→ TASK MATERIAL
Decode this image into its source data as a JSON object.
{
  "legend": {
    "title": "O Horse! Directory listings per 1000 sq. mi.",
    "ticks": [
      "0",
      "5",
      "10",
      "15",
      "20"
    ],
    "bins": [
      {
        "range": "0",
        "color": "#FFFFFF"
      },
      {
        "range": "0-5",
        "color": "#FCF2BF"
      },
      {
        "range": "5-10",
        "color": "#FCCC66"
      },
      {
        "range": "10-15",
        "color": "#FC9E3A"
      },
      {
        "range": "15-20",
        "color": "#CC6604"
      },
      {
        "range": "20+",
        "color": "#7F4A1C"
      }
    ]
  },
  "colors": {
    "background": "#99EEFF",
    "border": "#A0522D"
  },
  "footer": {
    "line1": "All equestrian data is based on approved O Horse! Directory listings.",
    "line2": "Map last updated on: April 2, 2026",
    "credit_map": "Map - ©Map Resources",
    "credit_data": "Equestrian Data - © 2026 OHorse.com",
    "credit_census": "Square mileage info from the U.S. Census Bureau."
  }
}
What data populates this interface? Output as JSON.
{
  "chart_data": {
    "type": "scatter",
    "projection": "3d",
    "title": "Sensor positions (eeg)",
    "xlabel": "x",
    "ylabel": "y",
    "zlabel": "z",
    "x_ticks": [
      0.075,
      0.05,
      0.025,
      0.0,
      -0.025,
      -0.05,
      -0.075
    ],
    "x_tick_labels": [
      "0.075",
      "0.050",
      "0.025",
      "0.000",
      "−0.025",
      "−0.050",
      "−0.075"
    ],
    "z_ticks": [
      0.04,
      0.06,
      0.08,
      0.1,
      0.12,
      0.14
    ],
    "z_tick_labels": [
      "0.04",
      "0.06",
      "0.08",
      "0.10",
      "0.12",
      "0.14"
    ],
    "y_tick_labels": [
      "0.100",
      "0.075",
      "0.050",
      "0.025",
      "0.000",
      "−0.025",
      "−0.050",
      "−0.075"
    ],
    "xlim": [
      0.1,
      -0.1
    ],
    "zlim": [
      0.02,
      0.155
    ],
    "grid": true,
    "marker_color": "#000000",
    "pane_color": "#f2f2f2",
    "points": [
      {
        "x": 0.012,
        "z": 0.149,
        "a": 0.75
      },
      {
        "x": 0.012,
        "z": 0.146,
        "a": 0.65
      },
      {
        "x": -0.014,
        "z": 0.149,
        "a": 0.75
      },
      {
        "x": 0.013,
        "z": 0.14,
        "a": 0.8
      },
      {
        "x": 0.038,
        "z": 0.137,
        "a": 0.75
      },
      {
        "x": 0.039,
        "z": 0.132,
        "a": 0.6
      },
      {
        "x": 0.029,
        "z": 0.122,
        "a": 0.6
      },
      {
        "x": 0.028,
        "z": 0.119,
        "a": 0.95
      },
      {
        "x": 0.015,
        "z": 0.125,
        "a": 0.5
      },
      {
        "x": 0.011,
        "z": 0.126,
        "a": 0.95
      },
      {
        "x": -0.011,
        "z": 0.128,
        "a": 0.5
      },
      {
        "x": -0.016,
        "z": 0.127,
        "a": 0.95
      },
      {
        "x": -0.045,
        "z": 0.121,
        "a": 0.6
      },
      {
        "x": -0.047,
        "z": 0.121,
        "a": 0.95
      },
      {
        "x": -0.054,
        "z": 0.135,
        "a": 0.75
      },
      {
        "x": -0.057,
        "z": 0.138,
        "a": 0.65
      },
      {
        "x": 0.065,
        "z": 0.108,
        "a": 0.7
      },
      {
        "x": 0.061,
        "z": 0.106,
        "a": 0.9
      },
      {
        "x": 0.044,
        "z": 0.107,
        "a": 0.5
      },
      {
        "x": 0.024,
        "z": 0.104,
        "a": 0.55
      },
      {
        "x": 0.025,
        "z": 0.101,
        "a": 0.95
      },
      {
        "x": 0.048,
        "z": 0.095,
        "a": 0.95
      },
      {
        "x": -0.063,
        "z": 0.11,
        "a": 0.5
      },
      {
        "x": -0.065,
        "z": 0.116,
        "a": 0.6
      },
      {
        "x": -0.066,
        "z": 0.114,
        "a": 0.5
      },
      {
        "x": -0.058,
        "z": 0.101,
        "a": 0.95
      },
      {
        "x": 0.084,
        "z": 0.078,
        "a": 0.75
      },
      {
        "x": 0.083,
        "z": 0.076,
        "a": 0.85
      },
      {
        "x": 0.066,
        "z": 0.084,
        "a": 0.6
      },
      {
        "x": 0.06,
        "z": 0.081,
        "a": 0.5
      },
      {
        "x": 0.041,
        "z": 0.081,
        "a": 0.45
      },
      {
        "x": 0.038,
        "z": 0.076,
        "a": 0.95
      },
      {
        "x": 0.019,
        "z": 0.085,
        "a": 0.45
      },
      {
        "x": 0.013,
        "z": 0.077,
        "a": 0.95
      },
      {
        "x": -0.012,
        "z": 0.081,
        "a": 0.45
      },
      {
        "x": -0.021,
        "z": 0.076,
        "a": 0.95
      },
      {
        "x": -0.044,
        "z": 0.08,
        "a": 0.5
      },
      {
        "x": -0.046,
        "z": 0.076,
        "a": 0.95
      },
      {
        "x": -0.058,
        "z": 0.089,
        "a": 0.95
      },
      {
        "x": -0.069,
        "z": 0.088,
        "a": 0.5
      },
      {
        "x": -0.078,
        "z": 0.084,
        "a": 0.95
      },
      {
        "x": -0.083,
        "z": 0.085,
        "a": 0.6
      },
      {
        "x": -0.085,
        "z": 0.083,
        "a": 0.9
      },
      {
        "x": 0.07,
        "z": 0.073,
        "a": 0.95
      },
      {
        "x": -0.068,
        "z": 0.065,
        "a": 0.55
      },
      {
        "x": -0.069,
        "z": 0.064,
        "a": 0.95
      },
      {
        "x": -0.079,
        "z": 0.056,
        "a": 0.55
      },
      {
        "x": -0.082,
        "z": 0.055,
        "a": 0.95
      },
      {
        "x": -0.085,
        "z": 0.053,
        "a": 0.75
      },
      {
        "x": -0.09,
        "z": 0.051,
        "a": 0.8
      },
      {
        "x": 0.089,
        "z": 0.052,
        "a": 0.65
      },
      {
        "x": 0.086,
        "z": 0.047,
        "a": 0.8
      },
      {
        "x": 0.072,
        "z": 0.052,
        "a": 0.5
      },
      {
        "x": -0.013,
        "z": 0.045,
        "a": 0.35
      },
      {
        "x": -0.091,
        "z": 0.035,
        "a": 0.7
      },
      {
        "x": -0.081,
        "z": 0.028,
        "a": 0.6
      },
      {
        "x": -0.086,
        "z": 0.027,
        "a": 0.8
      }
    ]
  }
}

→ EXERCISE
Transcribe all the entries, keeping each one exactly as it is.

→ RESULT FOR THIS TASK
Decode this image into its source data as a JSON object.
{
  "legend": {
    "title": "O Horse! Directory listings per 1000 sq. mi.",
    "ticks": [
      "0",
      "5",
      "10",
      "15",
      "20"
    ],
    "bins": [
      {
        "range": "0",
        "color": "#FFFFFF"
      },
      {
        "range": "0-5",
        "color": "#FCF2BF"
      },
      {
        "range": "5-10",
        "color": "#FCCC66"
      },
      {
        "range": "10-15",
        "color": "#FC9E3A"
      },
      {
        "range": "15-20",
        "color": "#CC6604"
      },
      {
        "range": "20+",
        "color": "#7F4A1C"
      }
    ]
  },
  "colors": {
    "background": "#99EEFF",
    "border": "#A0522D"
  },
  "footer": {
    "line1": "All equestrian data is based on approved O Horse! Directory listings.",
    "line2": "Map last updated on: April 2, 2026",
    "credit_map": "Map - ©Map Resources",
    "credit_data": "Equestrian Data - © 2026 OHorse.com",
    "credit_census": "Square mileage info from the U.S. Census Bureau."
  }
}
What data populates this interface? Output as JSON.
{
  "chart_data": {
    "type": "scatter",
    "projection": "3d",
    "title": "Sensor positions (eeg)",
    "xlabel": "x",
    "ylabel": "y",
    "zlabel": "z",
    "x_ticks": [
      0.075,
      0.05,
      0.025,
      0.0,
      -0.025,
      -0.05,
      -0.075
    ],
    "x_tick_labels": [
      "0.075",
      "0.050",
      "0.025",
      "0.000",
      "−0.025",
      "−0.050",
      "−0.075"
    ],
    "z_ticks": [
      0.04,
      0.06,
      0.08,
      0.1,
      0.12,
      0.14
    ],
    "z_tick_labels": [
      "0.04",
      "0.06",
      "0.08",
      "0.10",
      "0.12",
      "0.14"
    ],
    "y_tick_labels": [
      "0.100",
      "0.075",
      "0.050",
      "0.025",
      "0.000",
      "−0.025",
      "−0.050",
      "−0.075"
    ],
    "xlim": [
      0.1,
      -0.1
    ],
    "zlim": [
      0.02,
      0.155
    ],
    "grid": true,
    "marker_color": "#000000",
    "pane_color": "#f2f2f2",
    "points": [
      {
        "x": 0.012,
        "z": 0.149,
        "a": 0.75
      },
      {
        "x": 0.012,
        "z": 0.146,
        "a": 0.65
      },
      {
        "x": -0.014,
        "z": 0.149,
        "a": 0.75
      },
      {
        "x": 0.013,
        "z": 0.14,
        "a": 0.8
      },
      {
        "x": 0.038,
        "z": 0.137,
        "a": 0.75
      },
      {
        "x": 0.039,
        "z": 0.132,
        "a": 0.6
      },
      {
        "x": 0.029,
        "z": 0.122,
        "a": 0.6
      },
      {
        "x": 0.028,
        "z": 0.119,
        "a": 0.95
      },
      {
        "x": 0.015,
        "z": 0.125,
        "a": 0.5
      },
      {
        "x": 0.011,
        "z": 0.126,
        "a": 0.95
      },
      {
        "x": -0.011,
        "z": 0.128,
        "a": 0.5
      },
      {
        "x": -0.016,
        "z": 0.127,
        "a": 0.95
      },
      {
        "x": -0.045,
        "z": 0.121,
        "a": 0.6
      },
      {
        "x": -0.047,
        "z": 0.121,
        "a": 0.95
      },
      {
        "x": -0.054,
        "z": 0.135,
        "a": 0.75
      },
      {
        "x": -0.057,
        "z": 0.138,
        "a": 0.65
      },
      {
        "x": 0.065,
        "z": 0.108,
        "a": 0.7
      },
      {
        "x": 0.061,
        "z": 0.106,
        "a": 0.9
      },
      {
        "x": 0.044,
        "z": 0.107,
        "a": 0.5
      },
      {
        "x": 0.024,
        "z": 0.104,
        "a": 0.55
      },
      {
        "x": 0.025,
        "z": 0.101,
        "a": 0.95
      },
      {
        "x": 0.048,
        "z": 0.095,
        "a": 0.95
      },
      {
        "x": -0.063,
        "z": 0.11,
        "a": 0.5
      },
      {
        "x": -0.065,
        "z": 0.116,
        "a": 0.6
      },
      {
        "x": -0.066,
        "z": 0.114,
        "a": 0.5
      },
      {
        "x": -0.058,
        "z": 0.101,
        "a": 0.95
      },
      {
        "x": 0.084,
        "z": 0.078,
        "a": 0.75
      },
      {
        "x": 0.083,
        "z": 0.076,
        "a": 0.85
      },
      {
        "x": 0.066,
        "z": 0.084,
        "a": 0.6
      },
      {
        "x": 0.06,
        "z": 0.081,
        "a": 0.5
      },
      {
        "x": 0.041,
        "z": 0.081,
        "a": 0.45
      },
      {
        "x": 0.038,
        "z": 0.076,
        "a": 0.95
      },
      {
        "x": 0.019,
        "z": 0.085,
        "a": 0.45
      },
      {
        "x": 0.013,
        "z": 0.077,
        "a": 0.95
      },
      {
        "x": -0.012,
        "z": 0.081,
        "a": 0.45
      },
      {
        "x": -0.021,
        "z": 0.076,
        "a": 0.95
      },
      {
        "x": -0.044,
        "z": 0.08,
        "a": 0.5
      },
      {
        "x": -0.046,
        "z": 0.076,
        "a": 0.95
      },
      {
        "x": -0.058,
        "z": 0.089,
        "a": 0.95
      },
      {
        "x": -0.069,
        "z": 0.088,
        "a": 0.5
      },
      {
        "x": -0.078,
        "z": 0.084,
        "a": 0.95
      },
      {
        "x": -0.083,
        "z": 0.085,
        "a": 0.6
      },
      {
        "x": -0.085,
        "z": 0.083,
        "a": 0.9
      },
      {
        "x": 0.07,
        "z": 0.073,
        "a": 0.95
      },
      {
        "x": -0.068,
        "z": 0.065,
        "a": 0.55
      },
      {
        "x": -0.069,
        "z": 0.064,
        "a": 0.95
      },
      {
        "x": -0.079,
        "z": 0.056,
        "a": 0.55
      },
      {
        "x": -0.082,
        "z": 0.055,
        "a": 0.95
      },
      {
        "x": -0.085,
        "z": 0.053,
        "a": 0.75
      },
      {
        "x": -0.09,
        "z": 0.051,
        "a": 0.8
      },
      {
        "x": 0.089,
        "z": 0.052,
        "a": 0.65
      },
      {
        "x": 0.086,
        "z": 0.047,
        "a": 0.8
      },
      {
        "x": 0.072,
        "z": 0.052,
        "a": 0.5
      },
      {
        "x": -0.013,
        "z": 0.045,
        "a": 0.35
      },
      {
        "x": -0.091,
        "z": 0.035,
        "a": 0.7
      },
      {
        "x": -0.081,
        "z": 0.028,
        "a": 0.6
      },
      {
        "x": -0.086,
        "z": 0.027,
        "a": 0.8
      }
    ]
  }
}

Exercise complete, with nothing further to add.